▶ [PROMPT]
Your answer must be an exact copy of all the entries.

(Records contained in a dataset)
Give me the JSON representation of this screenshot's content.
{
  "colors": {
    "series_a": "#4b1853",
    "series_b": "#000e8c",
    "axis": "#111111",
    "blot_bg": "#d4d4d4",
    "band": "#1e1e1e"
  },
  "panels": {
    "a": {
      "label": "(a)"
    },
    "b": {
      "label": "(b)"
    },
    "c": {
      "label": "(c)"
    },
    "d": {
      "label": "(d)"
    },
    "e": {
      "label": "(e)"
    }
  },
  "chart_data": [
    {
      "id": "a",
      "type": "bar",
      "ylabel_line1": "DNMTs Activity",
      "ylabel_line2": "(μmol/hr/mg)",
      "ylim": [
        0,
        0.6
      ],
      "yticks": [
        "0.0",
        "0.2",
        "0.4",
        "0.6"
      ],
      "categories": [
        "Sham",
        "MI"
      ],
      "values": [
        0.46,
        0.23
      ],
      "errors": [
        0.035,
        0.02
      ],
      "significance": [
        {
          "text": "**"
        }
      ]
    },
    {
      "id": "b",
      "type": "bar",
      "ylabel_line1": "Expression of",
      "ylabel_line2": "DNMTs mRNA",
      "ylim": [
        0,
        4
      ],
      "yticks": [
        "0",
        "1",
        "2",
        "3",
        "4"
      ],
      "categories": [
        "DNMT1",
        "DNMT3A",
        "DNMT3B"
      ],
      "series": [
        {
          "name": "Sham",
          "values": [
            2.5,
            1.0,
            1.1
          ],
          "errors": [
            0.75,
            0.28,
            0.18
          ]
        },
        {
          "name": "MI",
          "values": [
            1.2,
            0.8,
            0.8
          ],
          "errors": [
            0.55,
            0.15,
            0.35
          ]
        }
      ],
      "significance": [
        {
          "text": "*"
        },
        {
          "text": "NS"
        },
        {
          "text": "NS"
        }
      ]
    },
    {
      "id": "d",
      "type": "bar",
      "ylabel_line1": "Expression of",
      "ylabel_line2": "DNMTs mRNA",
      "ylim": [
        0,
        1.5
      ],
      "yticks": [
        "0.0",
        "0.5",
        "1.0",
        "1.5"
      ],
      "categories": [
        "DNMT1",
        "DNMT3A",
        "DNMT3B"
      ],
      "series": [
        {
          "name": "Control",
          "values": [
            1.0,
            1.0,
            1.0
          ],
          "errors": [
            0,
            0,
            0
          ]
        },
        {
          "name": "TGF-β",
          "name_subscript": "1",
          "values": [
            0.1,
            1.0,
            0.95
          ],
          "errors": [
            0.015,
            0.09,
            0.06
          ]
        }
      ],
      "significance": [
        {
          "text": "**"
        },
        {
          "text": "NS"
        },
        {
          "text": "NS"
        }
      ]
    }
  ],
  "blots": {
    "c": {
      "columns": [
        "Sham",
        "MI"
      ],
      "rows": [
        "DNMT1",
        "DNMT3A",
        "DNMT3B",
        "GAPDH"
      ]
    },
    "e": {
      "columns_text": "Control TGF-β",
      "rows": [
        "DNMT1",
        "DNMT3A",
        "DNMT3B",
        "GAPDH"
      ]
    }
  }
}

▶ [SOLUTION TO THE PROBLEM]
Give me the JSON representation of this screenshot's content.
{
  "colors": {
    "series_a": "#4b1853",
    "series_b": "#000e8c",
    "axis": "#111111",
    "blot_bg": "#d4d4d4",
    "band": "#1e1e1e"
  },
  "panels": {
    "a": {
      "label": "(a)"
    },
    "b": {
      "label": "(b)"
    },
    "c": {
      "label": "(c)"
    },
    "d": {
      "label": "(d)"
    },
    "e": {
      "label": "(e)"
    }
  },
  "chart_data": [
    {
      "id": "a",
      "type": "bar",
      "ylabel_line1": "DNMTs Activity",
      "ylabel_line2": "(μmol/hr/mg)",
      "ylim": [
        0,
        0.6
      ],
      "yticks": [
        "0.0",
        "0.2",
        "0.4",
        "0.6"
      ],
      "categories": [
        "Sham",
        "MI"
      ],
      "values": [
        0.46,
        0.23
      ],
      "errors": [
        0.035,
        0.02
      ],
      "significance": [
        {
          "text": "**"
        }
      ]
    },
    {
      "id": "b",
      "type": "bar",
      "ylabel_line1": "Expression of",
      "ylabel_line2": "DNMTs mRNA",
      "ylim": [
        0,
        4
      ],
      "yticks": [
        "0",
        "1",
        "2",
        "3",
        "4"
      ],
      "categories": [
        "DNMT1",
        "DNMT3A",
        "DNMT3B"
      ],
      "series": [
        {
          "name": "Sham",
          "values": [
            2.5,
            1.0,
            1.1
          ],
          "errors": [
            0.75,
            0.28,
            0.18
          ]
        },
        {
          "name": "MI",
          "values": [
            1.2,
            0.8,
            0.8
          ],
          "errors": [
            0.55,
            0.15,
            0.35
          ]
        }
      ],
      "significance": [
        {
          "text": "*"
        },
        {
          "text": "NS"
        },
        {
          "text": "NS"
        }
      ]
    },
    {
      "id": "d",
      "type": "bar",
      "ylabel_line1": "Expression of",
      "ylabel_line2": "DNMTs mRNA",
      "ylim": [
        0,
        1.5
      ],
      "yticks": [
        "0.0",
        "0.5",
        "1.0",
        "1.5"
      ],
      "categories": [
        "DNMT1",
        "DNMT3A",
        "DNMT3B"
      ],
      "series": [
        {
          "name": "Control",
          "values": [
            1.0,
            1.0,
            1.0
          ],
          "errors": [
            0,
            0,
            0
          ]
        },
        {
          "name": "TGF-β",
          "name_subscript": "1",
          "values": [
            0.1,
            1.0,
            0.95
          ],
          "errors": [
            0.015,
            0.09,
            0.06
          ]
        }
      ],
      "significance": [
        {
          "text": "**"
        },
        {
          "text": "NS"
        },
        {
          "text": "NS"
        }
      ]
    }
  ],
  "blots": {
    "c": {
      "columns": [
        "Sham",
        "MI"
      ],
      "rows": [
        "DNMT1",
        "DNMT3A",
        "DNMT3B",
        "GAPDH"
      ]
    },
    "e": {
      "columns_text": "Control TGF-β",
      "rows": [
        "DNMT1",
        "DNMT3A",
        "DNMT3B",
        "GAPDH"
      ]
    }
  }
}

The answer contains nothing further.